Short task:
Copy each of the following items line for line, keeping every character unchanged.

Entries shown:
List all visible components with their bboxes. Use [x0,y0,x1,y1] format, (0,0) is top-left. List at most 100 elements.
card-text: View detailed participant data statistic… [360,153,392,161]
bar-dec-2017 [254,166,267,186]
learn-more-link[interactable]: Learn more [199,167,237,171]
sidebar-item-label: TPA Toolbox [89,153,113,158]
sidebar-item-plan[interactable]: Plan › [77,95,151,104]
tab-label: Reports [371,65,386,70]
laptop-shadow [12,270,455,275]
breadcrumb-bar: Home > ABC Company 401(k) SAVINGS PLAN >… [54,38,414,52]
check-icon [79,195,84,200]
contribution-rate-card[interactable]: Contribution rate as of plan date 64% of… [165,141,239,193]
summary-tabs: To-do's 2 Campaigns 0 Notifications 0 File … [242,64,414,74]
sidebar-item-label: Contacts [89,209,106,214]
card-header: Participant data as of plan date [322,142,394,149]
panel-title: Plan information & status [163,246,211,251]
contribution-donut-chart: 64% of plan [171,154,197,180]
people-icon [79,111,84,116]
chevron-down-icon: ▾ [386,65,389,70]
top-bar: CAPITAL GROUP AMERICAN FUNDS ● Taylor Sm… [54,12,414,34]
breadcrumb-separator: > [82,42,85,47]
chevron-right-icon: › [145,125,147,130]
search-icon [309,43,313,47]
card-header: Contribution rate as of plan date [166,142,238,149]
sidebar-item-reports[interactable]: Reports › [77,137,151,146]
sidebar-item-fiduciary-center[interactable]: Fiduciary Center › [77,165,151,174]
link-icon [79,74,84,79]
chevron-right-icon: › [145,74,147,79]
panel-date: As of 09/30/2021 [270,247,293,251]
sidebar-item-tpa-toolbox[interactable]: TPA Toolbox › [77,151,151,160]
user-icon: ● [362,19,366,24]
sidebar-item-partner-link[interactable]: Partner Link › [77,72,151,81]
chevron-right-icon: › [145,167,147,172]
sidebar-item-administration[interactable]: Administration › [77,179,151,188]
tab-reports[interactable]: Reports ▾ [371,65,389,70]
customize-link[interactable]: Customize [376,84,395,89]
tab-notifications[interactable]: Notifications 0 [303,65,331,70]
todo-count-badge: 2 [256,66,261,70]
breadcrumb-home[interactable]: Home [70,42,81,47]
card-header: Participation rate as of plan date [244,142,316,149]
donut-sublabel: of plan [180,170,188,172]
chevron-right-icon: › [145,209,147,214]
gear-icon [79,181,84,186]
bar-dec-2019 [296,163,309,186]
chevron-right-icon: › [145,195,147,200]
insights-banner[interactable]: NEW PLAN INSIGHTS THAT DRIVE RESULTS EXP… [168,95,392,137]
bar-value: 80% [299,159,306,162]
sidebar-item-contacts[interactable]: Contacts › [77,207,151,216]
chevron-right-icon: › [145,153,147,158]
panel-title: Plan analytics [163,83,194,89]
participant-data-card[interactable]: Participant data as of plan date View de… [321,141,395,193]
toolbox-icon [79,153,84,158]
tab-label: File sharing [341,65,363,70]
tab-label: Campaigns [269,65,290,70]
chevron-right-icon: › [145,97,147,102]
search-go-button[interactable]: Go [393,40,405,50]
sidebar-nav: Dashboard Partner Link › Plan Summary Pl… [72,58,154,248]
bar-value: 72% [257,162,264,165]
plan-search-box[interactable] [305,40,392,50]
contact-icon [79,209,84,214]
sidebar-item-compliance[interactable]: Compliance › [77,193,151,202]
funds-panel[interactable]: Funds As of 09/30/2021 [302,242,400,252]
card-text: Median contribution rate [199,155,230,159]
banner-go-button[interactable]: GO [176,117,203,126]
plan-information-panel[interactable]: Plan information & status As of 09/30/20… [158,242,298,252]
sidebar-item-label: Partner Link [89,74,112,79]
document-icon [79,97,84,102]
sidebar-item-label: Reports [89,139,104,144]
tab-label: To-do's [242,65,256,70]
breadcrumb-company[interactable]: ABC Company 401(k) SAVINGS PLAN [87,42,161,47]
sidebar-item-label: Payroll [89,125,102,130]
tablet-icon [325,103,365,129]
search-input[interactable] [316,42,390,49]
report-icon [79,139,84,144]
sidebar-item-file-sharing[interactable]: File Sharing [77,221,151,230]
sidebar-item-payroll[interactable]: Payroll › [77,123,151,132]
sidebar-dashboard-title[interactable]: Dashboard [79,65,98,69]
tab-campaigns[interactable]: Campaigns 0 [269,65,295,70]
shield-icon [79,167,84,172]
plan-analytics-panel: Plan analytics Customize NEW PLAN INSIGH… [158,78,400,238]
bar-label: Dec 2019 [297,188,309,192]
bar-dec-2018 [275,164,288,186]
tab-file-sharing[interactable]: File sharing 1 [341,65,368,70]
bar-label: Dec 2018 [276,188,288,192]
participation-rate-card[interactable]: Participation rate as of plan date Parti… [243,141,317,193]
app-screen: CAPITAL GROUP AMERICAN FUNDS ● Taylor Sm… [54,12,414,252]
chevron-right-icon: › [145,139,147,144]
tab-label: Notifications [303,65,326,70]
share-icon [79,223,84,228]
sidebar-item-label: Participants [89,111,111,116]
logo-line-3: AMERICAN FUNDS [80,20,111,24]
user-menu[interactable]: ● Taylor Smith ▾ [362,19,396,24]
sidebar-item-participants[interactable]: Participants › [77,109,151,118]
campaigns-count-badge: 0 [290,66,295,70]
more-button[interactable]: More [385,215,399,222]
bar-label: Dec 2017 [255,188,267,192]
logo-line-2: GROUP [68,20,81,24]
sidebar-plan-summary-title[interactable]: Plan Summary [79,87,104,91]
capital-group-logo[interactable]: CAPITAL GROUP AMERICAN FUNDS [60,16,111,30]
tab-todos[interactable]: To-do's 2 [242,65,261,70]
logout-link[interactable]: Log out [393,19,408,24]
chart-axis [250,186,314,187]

Solution for this task:
List all visible components with their bboxes. Use [x0,y0,x1,y1] format, (0,0) is top-left. List at most 100 elements.
card-text: View detailed participant data statistic… [360,153,392,161]
bar-dec-2017 [254,166,267,186]
learn-more-link[interactable]: Learn more [199,167,237,171]
sidebar-item-label: TPA Toolbox [89,153,113,158]
sidebar-item-plan[interactable]: Plan › [77,95,151,104]
tab-label: Reports [371,65,386,70]
laptop-shadow [12,270,455,275]
breadcrumb-bar: Home > ABC Company 401(k) SAVINGS PLAN >… [54,38,414,52]
check-icon [79,195,84,200]
contribution-rate-card[interactable]: Contribution rate as of plan date 64% of… [165,141,239,193]
summary-tabs: To-do's 2 Campaigns 0 Notifications 0 File … [242,64,414,74]
sidebar-item-label: Contacts [89,209,106,214]
card-header: Participant data as of plan date [322,142,394,149]
panel-title: Plan information & status [163,246,211,251]
contribution-donut-chart: 64% of plan [171,154,197,180]
people-icon [79,111,84,116]
chevron-down-icon: ▾ [386,65,389,70]
top-bar: CAPITAL GROUP AMERICAN FUNDS ● Taylor Sm… [54,12,414,34]
breadcrumb-separator: > [82,42,85,47]
chevron-right-icon: › [145,125,147,130]
search-icon [309,43,313,47]
card-header: Contribution rate as of plan date [166,142,238,149]
sidebar-item-reports[interactable]: Reports › [77,137,151,146]
sidebar-item-fiduciary-center[interactable]: Fiduciary Center › [77,165,151,174]
link-icon [79,74,84,79]
chevron-right-icon: › [145,74,147,79]
panel-date: As of 09/30/2021 [270,247,293,251]
sidebar-item-tpa-toolbox[interactable]: TPA Toolbox › [77,151,151,160]
user-icon: ● [362,19,366,24]
sidebar-item-partner-link[interactable]: Partner Link › [77,72,151,81]
chevron-right-icon: › [145,167,147,172]
sidebar-item-administration[interactable]: Administration › [77,179,151,188]
tab-reports[interactable]: Reports ▾ [371,65,389,70]
customize-link[interactable]: Customize [376,84,395,89]
tab-notifications[interactable]: Notifications 0 [303,65,331,70]
todo-count-badge: 2 [256,66,261,70]
breadcrumb-home[interactable]: Home [70,42,81,47]
card-header: Participation rate as of plan date [244,142,316,149]
donut-sublabel: of plan [180,170,188,172]
chevron-right-icon: › [145,209,147,214]
gear-icon [79,181,84,186]
bar-dec-2019 [296,163,309,186]
chevron-right-icon: › [145,195,147,200]
insights-banner[interactable]: NEW PLAN INSIGHTS THAT DRIVE RESULTS EXP… [168,95,392,137]
bar-value: 80% [299,159,306,162]
sidebar-item-contacts[interactable]: Contacts › [77,207,151,216]
chevron-right-icon: › [145,153,147,158]
panel-title: Plan analytics [163,83,194,89]
participant-data-card[interactable]: Participant data as of plan date View de… [321,141,395,193]
toolbox-icon [79,153,84,158]
tab-label: File sharing [341,65,363,70]
tab-label: Campaigns [269,65,290,70]
chevron-right-icon: › [145,97,147,102]
search-go-button[interactable]: Go [393,40,405,50]
sidebar-nav: Dashboard Partner Link › Plan Summary Pl… [72,58,154,248]
bar-value: 72% [257,162,264,165]
plan-search-box[interactable] [305,40,392,50]
contact-icon [79,209,84,214]
sidebar-item-compliance[interactable]: Compliance › [77,193,151,202]
funds-panel[interactable]: Funds As of 09/30/2021 [302,242,400,252]
card-text: Median contribution rate [199,155,230,159]
banner-go-button[interactable]: GO [176,117,203,126]
plan-information-panel[interactable]: Plan information & status As of 09/30/20… [158,242,298,252]
sidebar-item-label: Partner Link [89,74,112,79]
document-icon [79,97,84,102]
sidebar-item-label: Reports [89,139,104,144]
tab-label: To-do's [242,65,256,70]
breadcrumb-company[interactable]: ABC Company 401(k) SAVINGS PLAN [87,42,161,47]
sidebar-item-label: Payroll [89,125,102,130]
tablet-icon [325,103,365,129]
search-input[interactable] [316,42,390,49]
report-icon [79,139,84,144]
sidebar-item-file-sharing[interactable]: File Sharing [77,221,151,230]
sidebar-item-payroll[interactable]: Payroll › [77,123,151,132]
sidebar-dashboard-title[interactable]: Dashboard [79,65,98,69]
tab-campaigns[interactable]: Campaigns 0 [269,65,295,70]
shield-icon [79,167,84,172]
plan-analytics-panel: Plan analytics Customize NEW PLAN INSIGH… [158,78,400,238]
bar-label: Dec 2019 [297,188,309,192]
bar-dec-2018 [275,164,288,186]
tab-file-sharing[interactable]: File sharing 1 [341,65,368,70]
bar-label: Dec 2018 [276,188,288,192]
participation-rate-card[interactable]: Participation rate as of plan date Parti… [243,141,317,193]
app-screen: CAPITAL GROUP AMERICAN FUNDS ● Taylor Sm… [54,12,414,252]
chevron-right-icon: › [145,139,147,144]
tab-label: Notifications [303,65,326,70]
share-icon [79,223,84,228]
sidebar-item-label: Participants [89,111,111,116]
logo-line-3: AMERICAN FUNDS [80,20,111,24]
user-menu[interactable]: ● Taylor Smith ▾ [362,19,396,24]
sidebar-item-participants[interactable]: Participants › [77,109,151,118]
campaigns-count-badge: 0 [290,66,295,70]
more-button[interactable]: More [385,215,399,222]
bar-label: Dec 2017 [255,188,267,192]
logo-line-2: GROUP [68,20,81,24]
sidebar-plan-summary-title[interactable]: Plan Summary [79,87,104,91]
capital-group-logo[interactable]: CAPITAL GROUP AMERICAN FUNDS [60,16,111,30]
tab-todos[interactable]: To-do's 2 [242,65,261,70]
logout-link[interactable]: Log out [393,19,408,24]
chart-axis [250,186,314,187]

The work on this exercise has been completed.